**WRITTEN REQUEST**
Go through the lines below and copy each one that holds the string "title".

-- START --

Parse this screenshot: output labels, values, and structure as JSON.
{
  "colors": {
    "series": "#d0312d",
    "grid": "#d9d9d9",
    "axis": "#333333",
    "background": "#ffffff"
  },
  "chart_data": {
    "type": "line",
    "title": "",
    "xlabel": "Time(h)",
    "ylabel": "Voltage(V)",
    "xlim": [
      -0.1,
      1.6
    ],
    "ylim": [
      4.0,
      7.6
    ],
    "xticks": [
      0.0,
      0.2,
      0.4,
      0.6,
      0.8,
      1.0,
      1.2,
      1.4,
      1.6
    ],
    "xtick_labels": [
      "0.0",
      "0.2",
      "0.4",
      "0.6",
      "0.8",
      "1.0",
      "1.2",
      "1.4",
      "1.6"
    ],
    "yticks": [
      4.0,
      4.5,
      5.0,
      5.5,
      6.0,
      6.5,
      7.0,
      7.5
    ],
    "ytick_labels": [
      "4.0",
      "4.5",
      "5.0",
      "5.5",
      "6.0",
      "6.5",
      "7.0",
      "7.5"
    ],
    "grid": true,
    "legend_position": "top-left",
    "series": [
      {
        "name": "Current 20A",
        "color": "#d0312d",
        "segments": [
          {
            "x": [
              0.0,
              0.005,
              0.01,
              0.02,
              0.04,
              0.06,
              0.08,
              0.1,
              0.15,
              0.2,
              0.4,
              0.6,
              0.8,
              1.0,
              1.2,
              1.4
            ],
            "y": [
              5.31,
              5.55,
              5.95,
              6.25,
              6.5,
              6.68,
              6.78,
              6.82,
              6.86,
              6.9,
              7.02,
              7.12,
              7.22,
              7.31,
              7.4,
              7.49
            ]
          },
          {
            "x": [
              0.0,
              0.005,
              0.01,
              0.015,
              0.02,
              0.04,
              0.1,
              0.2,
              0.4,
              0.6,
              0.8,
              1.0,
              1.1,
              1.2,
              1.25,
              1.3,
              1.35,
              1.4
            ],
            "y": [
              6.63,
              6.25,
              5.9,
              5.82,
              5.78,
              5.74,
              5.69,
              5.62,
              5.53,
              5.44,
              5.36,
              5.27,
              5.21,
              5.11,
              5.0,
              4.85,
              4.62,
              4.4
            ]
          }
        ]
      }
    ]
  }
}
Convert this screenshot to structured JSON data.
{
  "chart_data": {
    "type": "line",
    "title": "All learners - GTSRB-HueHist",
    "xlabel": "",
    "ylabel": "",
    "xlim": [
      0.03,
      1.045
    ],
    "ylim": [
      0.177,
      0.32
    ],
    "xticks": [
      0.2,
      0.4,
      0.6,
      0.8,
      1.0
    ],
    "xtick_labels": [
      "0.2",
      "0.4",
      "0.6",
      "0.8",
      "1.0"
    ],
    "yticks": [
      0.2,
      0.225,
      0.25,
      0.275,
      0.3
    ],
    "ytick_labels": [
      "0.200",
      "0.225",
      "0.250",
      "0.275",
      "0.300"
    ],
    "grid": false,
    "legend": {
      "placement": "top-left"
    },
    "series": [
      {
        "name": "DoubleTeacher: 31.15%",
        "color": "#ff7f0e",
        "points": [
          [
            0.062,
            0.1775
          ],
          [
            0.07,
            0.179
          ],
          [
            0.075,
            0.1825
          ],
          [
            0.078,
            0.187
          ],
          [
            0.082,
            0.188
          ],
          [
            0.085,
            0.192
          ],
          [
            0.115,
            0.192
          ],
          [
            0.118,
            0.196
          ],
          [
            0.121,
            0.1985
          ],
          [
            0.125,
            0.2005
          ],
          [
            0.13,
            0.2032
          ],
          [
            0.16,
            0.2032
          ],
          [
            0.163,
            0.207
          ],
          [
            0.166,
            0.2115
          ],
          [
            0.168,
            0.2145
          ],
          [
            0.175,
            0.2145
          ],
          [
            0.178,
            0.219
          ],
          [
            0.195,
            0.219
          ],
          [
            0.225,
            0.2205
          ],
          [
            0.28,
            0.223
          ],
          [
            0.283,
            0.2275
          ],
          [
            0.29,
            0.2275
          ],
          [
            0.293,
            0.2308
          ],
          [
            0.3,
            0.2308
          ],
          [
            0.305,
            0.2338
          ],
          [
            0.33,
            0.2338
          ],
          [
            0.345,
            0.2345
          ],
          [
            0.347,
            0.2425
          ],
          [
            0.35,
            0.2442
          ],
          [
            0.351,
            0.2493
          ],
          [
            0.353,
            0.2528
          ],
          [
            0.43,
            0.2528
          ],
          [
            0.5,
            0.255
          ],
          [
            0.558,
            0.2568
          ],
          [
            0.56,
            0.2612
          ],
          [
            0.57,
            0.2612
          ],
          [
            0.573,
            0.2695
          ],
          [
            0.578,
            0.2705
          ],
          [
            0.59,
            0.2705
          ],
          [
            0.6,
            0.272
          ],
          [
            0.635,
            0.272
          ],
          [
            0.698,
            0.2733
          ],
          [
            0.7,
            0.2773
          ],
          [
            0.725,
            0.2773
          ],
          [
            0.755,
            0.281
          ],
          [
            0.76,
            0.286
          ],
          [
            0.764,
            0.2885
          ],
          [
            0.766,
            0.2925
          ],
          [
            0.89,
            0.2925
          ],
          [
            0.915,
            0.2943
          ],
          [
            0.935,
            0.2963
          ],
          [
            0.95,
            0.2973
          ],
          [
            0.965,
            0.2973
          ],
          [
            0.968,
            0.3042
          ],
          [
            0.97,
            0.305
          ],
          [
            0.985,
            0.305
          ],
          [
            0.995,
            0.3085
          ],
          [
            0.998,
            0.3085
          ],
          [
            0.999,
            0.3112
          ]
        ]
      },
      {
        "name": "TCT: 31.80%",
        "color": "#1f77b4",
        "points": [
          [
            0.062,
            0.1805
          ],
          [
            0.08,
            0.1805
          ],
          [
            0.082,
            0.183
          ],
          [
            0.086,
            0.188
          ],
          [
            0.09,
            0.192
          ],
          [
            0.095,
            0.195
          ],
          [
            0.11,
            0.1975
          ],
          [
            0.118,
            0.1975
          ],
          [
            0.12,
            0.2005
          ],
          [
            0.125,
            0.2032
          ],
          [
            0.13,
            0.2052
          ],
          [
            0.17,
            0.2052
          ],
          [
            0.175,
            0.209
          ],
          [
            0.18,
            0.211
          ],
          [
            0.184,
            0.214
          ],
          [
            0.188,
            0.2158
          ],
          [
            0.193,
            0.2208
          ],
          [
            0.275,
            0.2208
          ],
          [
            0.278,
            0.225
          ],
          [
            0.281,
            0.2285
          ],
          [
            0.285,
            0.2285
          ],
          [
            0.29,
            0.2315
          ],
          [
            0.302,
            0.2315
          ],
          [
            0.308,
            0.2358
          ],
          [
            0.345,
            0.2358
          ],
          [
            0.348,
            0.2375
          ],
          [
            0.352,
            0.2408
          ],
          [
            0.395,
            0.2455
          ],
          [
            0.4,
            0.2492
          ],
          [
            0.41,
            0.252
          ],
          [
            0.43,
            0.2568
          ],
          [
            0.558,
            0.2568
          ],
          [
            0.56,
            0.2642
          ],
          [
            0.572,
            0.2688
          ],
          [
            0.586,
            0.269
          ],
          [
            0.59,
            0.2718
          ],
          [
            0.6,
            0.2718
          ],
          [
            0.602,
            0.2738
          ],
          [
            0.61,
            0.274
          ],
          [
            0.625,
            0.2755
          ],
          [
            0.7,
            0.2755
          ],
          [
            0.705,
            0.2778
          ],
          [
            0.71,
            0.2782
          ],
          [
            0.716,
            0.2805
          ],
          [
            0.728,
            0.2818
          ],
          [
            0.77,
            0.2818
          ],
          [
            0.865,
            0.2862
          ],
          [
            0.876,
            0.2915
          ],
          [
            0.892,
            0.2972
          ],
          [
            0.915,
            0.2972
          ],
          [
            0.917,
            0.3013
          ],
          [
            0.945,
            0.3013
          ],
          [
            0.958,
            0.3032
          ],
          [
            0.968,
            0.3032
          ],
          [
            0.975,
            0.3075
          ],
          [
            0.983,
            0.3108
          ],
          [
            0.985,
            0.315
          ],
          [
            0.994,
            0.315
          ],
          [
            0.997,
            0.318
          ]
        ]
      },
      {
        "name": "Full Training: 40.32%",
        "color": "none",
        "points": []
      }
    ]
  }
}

-- END --

**WORKED SOLUTION**
    "title": "",
    "title": "All learners - GTSRB-HueHist",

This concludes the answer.